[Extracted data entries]
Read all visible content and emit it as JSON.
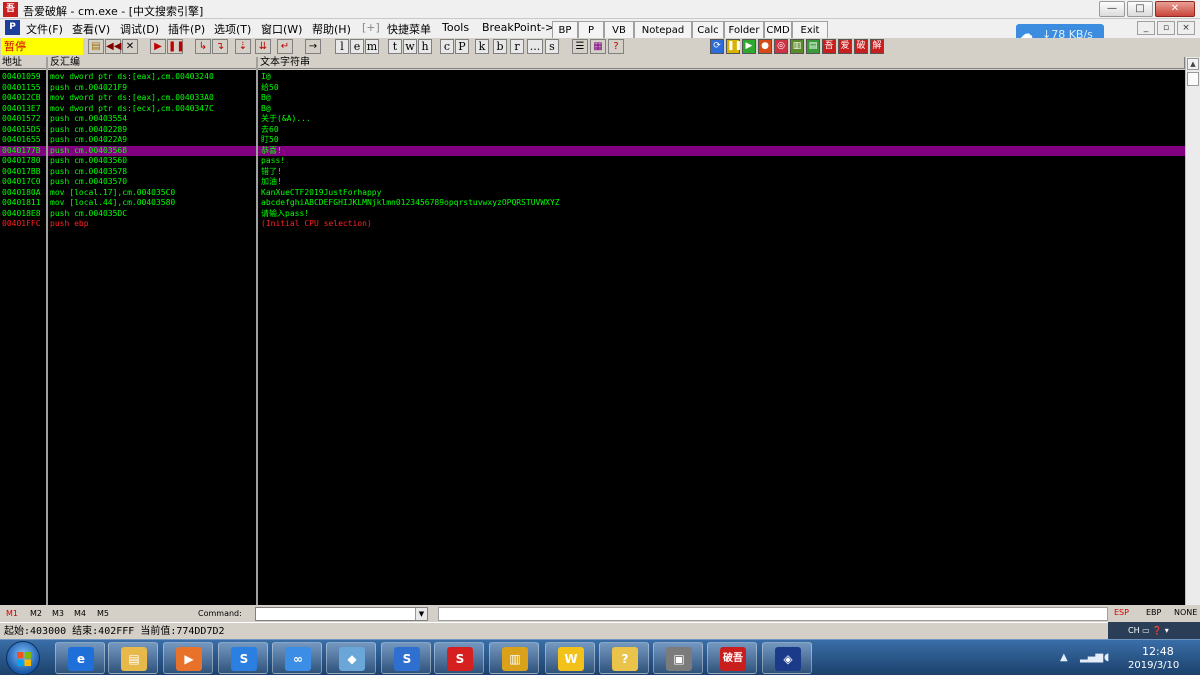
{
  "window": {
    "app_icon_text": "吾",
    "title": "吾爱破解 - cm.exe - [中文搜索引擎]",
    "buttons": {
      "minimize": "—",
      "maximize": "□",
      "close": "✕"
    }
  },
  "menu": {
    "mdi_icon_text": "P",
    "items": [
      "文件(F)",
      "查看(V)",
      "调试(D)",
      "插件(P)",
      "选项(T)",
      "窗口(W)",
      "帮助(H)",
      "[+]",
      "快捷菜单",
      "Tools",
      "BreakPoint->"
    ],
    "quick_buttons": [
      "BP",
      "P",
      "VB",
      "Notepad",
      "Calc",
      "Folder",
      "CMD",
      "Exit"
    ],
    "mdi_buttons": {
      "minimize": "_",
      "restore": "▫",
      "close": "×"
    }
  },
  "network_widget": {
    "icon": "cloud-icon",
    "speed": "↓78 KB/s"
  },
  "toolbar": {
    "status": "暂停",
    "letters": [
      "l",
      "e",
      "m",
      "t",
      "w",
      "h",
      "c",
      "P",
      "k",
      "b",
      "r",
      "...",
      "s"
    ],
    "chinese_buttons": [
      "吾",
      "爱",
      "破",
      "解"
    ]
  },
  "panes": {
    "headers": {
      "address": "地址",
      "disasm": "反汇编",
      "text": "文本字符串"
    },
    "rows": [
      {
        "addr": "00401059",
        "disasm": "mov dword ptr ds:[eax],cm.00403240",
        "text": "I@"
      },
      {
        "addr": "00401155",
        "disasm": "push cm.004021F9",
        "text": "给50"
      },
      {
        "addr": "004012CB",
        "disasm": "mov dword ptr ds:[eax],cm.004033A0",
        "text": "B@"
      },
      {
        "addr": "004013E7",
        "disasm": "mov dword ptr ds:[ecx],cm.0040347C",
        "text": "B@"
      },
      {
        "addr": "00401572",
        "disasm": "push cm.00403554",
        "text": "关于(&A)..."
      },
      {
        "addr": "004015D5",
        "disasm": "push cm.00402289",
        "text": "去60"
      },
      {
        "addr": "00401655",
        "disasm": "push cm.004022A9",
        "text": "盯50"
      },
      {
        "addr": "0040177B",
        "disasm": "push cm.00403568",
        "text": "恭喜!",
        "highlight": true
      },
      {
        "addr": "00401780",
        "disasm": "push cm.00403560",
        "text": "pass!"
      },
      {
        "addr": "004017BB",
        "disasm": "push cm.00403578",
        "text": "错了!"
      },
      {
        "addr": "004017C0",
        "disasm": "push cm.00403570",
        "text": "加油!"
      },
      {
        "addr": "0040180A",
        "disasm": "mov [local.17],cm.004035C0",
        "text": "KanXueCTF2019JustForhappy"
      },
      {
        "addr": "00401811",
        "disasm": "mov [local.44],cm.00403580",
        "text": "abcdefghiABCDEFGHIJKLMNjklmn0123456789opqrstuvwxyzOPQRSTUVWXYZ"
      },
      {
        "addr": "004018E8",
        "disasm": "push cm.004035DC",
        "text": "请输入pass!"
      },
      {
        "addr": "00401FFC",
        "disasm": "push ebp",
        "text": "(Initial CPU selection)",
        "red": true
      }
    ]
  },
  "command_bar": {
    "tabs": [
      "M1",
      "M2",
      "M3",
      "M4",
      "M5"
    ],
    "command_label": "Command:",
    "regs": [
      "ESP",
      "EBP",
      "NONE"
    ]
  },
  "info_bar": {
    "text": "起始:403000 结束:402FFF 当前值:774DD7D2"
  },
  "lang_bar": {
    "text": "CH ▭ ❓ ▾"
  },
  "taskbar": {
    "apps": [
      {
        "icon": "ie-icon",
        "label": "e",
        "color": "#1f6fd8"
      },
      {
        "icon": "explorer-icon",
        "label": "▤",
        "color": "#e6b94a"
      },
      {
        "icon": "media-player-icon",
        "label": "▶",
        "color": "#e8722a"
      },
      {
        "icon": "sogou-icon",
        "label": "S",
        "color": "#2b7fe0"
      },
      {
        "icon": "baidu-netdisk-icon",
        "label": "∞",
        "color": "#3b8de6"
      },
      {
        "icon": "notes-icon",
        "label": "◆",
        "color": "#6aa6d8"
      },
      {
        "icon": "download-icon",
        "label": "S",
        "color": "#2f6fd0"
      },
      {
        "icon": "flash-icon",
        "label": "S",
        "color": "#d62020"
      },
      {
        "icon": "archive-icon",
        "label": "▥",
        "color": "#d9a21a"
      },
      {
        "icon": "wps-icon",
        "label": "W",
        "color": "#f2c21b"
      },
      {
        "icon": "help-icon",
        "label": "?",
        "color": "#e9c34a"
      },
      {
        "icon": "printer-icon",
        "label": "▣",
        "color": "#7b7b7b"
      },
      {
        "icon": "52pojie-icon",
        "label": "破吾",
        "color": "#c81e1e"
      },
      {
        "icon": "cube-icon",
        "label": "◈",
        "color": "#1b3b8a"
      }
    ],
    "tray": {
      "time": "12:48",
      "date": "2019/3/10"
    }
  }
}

## TO BE DONE
Return each line of the data that contains the string "push".

## REPLY TO THE EXERCISE
        "disasm": "push cm.004021F9",
        "disasm": "push cm.00403554",
        "disasm": "push cm.00402289",
        "disasm": "push cm.004022A9",
        "disasm": "push cm.00403568",
        "disasm": "push cm.00403560",
        "disasm": "push cm.00403578",
        "disasm": "push cm.00403570",
        "disasm": "push cm.004035DC",
        "disasm": "push ebp",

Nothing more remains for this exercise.